§ Prompt:
Filter the entries below, keeping every line that has the word "year".
* * *
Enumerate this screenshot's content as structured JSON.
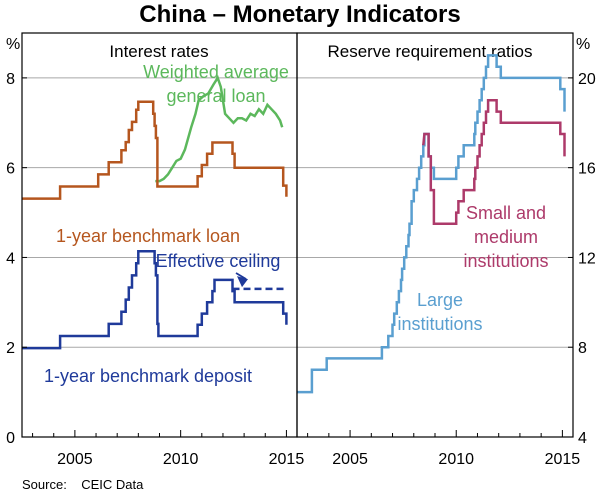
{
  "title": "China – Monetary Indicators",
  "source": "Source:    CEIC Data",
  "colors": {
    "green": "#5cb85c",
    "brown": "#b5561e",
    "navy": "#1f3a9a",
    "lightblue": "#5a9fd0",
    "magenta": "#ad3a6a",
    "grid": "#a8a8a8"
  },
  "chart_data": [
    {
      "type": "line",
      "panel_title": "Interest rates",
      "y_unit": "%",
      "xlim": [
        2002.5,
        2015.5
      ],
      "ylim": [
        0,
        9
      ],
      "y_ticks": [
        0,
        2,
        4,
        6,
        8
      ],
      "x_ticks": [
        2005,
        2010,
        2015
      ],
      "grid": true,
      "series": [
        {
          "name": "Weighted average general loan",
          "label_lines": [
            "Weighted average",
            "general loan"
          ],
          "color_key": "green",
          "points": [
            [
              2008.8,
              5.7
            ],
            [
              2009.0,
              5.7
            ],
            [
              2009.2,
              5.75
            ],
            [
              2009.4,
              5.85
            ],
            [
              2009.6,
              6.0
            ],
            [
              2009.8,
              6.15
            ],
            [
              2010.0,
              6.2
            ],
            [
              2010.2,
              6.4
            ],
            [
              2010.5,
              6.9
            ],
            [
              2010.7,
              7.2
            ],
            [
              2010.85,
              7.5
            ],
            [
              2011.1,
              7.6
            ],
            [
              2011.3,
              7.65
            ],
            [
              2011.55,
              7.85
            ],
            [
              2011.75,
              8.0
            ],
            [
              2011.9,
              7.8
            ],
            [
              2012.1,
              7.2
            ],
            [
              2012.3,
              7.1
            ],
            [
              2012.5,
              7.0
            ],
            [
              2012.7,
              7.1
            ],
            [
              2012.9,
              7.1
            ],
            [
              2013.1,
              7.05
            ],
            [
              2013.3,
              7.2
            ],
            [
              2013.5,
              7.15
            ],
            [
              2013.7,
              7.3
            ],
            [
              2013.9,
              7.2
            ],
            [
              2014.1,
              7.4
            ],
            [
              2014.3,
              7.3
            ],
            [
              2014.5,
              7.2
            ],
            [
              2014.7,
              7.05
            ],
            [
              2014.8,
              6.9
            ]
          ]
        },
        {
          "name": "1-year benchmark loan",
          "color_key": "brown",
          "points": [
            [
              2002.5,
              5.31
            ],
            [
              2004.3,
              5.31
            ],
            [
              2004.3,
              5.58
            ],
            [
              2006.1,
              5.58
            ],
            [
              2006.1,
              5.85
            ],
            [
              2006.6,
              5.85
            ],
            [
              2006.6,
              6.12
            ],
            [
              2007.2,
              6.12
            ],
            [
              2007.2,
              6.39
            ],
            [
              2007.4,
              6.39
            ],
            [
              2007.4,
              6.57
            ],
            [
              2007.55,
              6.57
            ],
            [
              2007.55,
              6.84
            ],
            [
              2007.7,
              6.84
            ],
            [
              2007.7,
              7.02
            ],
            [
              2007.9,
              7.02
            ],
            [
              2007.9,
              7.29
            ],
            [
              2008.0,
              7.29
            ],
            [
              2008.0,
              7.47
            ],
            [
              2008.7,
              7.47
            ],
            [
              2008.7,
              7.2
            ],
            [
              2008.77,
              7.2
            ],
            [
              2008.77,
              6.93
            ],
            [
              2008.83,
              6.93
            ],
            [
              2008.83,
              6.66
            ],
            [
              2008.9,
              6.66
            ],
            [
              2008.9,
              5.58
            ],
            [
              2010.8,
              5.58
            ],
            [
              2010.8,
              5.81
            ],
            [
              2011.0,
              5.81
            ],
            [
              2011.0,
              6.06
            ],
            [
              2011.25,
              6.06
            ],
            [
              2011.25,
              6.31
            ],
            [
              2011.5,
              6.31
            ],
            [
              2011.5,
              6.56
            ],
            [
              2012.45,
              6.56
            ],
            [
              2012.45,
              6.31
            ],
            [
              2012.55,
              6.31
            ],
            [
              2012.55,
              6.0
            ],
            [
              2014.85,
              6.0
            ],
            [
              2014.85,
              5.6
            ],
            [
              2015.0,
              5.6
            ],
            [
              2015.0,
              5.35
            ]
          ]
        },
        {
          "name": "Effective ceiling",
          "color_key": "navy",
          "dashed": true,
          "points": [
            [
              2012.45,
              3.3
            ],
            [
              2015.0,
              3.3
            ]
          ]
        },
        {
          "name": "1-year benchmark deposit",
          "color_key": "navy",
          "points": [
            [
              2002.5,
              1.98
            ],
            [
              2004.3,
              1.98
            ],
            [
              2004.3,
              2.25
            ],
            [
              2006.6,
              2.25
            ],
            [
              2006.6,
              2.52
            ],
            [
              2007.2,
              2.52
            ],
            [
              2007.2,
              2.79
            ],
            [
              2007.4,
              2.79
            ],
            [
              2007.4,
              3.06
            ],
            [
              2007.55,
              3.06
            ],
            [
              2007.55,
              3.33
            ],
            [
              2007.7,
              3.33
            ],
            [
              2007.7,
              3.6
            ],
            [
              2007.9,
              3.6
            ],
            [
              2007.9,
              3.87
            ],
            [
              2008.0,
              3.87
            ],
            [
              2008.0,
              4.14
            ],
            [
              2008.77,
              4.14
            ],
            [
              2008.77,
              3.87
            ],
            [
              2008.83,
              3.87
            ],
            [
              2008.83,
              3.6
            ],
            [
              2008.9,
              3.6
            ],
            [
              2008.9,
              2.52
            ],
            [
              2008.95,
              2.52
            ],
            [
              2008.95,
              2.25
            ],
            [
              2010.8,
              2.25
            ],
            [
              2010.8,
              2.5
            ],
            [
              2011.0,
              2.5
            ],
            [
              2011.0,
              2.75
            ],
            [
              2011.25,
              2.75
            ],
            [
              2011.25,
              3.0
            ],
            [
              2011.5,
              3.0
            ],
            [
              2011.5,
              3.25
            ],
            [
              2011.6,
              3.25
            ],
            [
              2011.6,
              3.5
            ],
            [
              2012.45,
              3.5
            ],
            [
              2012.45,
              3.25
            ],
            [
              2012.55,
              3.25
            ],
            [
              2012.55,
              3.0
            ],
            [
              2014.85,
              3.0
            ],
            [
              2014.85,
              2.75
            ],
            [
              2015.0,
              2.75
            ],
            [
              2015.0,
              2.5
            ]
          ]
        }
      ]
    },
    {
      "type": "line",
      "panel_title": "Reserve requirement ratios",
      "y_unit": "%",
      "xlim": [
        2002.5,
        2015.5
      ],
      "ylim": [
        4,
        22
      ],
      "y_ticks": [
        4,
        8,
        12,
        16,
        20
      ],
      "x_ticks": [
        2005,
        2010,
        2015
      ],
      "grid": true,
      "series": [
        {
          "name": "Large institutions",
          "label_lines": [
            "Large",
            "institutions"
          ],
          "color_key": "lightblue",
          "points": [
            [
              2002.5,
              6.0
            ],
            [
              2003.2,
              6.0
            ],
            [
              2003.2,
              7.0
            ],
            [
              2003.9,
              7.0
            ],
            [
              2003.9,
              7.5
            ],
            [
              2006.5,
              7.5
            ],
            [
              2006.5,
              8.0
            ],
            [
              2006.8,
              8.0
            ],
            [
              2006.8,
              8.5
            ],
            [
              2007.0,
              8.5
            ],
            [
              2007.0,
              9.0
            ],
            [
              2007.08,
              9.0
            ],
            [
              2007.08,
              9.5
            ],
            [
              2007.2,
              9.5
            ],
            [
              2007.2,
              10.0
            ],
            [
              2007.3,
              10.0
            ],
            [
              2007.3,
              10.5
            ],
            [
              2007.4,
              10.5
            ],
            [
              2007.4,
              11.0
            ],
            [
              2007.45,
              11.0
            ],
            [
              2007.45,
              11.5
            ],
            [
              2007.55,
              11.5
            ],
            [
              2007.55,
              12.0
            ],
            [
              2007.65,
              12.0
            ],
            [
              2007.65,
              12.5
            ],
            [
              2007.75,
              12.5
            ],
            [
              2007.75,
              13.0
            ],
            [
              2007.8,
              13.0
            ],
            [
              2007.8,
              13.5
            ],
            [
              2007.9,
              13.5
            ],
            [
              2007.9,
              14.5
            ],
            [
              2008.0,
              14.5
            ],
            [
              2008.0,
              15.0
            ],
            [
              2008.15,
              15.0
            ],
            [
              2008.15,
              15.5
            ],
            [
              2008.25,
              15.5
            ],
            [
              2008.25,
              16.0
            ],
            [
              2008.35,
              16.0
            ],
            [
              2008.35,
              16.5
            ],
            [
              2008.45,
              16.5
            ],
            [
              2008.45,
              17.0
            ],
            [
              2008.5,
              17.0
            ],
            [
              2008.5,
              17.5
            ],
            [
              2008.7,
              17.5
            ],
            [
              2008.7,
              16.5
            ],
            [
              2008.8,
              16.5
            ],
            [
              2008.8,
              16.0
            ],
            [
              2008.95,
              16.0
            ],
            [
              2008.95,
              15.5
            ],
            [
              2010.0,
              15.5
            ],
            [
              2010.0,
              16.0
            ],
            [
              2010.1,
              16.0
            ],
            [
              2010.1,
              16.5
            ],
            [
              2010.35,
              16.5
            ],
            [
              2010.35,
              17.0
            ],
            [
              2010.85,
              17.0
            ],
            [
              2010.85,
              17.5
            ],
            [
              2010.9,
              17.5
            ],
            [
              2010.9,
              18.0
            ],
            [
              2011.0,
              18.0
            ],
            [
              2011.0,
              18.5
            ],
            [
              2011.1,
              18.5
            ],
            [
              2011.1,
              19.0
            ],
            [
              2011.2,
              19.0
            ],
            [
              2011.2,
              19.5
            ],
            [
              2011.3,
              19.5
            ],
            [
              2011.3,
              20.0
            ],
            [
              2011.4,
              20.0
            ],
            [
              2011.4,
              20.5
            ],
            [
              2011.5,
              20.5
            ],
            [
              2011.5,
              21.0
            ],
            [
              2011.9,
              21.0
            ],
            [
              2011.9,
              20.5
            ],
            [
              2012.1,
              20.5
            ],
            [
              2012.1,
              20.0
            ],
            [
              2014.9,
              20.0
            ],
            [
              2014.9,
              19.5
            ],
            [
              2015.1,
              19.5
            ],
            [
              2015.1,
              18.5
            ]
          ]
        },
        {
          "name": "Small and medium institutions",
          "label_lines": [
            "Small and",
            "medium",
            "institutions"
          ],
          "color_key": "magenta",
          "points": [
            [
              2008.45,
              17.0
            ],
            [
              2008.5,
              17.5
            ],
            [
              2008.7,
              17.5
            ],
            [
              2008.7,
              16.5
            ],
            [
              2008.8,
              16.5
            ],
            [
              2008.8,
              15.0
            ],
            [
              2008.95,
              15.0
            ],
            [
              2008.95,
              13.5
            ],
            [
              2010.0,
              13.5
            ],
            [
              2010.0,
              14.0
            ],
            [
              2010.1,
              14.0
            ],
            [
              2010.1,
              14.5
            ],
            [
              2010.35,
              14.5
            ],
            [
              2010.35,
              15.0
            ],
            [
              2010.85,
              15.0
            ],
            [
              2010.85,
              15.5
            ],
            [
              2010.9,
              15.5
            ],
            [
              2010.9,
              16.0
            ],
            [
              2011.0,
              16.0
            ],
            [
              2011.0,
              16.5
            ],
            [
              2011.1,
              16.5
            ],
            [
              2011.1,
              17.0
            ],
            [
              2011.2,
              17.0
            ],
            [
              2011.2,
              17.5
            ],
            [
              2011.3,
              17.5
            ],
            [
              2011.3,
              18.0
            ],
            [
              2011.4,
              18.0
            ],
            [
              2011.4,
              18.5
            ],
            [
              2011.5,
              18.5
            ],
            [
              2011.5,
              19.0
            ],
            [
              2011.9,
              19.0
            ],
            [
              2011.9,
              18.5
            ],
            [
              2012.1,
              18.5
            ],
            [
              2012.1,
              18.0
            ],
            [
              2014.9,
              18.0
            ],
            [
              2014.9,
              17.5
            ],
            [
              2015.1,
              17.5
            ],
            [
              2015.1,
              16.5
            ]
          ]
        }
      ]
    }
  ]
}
* * *
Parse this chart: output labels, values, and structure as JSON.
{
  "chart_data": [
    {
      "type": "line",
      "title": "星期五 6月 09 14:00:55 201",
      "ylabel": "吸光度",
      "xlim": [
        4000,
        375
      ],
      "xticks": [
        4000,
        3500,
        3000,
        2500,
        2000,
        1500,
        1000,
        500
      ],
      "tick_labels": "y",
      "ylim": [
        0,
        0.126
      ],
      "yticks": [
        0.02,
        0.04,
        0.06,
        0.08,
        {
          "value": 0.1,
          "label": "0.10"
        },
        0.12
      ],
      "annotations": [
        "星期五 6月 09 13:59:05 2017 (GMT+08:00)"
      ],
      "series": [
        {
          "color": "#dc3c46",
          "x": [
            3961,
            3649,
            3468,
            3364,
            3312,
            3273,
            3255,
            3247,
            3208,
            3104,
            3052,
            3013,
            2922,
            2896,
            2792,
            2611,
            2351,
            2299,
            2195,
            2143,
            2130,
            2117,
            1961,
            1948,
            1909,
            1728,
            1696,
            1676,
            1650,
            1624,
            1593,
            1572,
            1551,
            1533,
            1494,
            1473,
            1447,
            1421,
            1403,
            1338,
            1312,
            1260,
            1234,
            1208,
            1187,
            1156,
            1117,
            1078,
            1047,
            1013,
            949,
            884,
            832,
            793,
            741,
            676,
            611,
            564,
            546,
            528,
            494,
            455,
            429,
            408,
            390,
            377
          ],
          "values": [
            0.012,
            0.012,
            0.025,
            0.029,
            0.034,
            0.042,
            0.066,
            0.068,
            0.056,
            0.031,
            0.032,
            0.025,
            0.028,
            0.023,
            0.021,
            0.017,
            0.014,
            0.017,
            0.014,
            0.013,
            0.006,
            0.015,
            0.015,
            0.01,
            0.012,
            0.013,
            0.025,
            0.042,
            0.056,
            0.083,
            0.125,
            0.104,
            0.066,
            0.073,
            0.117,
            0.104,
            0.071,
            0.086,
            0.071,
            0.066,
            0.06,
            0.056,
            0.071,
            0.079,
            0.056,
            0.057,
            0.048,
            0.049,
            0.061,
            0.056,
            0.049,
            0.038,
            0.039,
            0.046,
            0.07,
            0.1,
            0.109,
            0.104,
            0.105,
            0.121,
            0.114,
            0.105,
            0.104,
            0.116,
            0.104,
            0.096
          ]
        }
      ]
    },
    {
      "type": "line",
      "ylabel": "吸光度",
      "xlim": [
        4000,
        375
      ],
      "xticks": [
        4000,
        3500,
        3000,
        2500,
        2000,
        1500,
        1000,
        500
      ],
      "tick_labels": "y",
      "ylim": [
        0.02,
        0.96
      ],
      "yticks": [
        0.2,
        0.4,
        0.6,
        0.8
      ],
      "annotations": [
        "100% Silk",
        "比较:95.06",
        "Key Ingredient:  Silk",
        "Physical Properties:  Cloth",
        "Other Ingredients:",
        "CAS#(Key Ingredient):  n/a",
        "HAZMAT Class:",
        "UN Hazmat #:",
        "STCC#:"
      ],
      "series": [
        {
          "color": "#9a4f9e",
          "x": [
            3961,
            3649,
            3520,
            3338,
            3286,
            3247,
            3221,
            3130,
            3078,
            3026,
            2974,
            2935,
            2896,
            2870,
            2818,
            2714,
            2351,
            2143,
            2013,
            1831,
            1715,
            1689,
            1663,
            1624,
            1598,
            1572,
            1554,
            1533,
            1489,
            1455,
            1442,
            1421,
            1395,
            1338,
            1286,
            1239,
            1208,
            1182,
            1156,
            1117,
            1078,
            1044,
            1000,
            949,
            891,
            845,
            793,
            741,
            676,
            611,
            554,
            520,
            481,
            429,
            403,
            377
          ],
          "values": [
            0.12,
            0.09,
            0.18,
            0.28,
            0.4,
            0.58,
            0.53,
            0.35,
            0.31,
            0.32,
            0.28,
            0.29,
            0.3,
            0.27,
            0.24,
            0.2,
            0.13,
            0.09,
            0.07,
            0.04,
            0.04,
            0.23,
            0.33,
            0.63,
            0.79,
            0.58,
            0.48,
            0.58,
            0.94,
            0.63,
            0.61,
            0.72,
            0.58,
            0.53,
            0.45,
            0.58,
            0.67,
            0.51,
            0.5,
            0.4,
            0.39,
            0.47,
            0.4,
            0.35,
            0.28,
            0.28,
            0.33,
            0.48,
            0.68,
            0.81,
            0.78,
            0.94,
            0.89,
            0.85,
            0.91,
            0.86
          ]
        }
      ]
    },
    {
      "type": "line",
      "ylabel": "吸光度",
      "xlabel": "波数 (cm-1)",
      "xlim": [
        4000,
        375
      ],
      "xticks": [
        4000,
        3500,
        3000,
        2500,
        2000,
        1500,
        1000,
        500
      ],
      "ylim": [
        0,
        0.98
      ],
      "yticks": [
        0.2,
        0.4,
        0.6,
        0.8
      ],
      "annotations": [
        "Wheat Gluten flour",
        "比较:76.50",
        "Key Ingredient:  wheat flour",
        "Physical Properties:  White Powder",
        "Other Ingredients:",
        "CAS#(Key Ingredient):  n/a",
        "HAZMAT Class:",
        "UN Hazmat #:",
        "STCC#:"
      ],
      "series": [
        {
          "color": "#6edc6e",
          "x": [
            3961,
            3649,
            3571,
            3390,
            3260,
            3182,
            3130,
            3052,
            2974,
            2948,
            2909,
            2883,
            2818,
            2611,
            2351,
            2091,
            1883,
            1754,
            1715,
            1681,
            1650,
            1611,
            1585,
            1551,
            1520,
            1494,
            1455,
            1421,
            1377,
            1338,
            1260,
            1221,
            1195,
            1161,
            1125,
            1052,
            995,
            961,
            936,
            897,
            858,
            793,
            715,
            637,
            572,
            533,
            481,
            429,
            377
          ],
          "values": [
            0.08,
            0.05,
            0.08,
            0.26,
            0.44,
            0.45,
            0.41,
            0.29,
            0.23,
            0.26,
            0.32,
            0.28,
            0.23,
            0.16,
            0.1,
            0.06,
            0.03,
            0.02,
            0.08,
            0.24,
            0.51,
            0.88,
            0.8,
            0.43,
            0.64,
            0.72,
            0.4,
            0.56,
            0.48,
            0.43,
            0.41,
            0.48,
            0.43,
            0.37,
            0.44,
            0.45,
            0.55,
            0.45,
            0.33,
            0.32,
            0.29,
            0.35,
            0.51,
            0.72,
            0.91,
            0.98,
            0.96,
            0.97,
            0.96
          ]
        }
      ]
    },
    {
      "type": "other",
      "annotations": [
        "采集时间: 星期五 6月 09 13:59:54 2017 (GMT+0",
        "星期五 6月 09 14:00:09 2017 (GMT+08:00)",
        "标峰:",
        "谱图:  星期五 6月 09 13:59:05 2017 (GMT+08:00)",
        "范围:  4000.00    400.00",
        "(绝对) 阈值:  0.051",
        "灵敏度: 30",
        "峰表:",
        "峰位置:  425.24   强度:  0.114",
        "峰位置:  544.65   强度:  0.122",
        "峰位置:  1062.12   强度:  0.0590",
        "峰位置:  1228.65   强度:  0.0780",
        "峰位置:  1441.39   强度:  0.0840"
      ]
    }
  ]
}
* * *
§ Full output:
          "name": "1-year benchmark loan",
          "name": "1-year benchmark deposit",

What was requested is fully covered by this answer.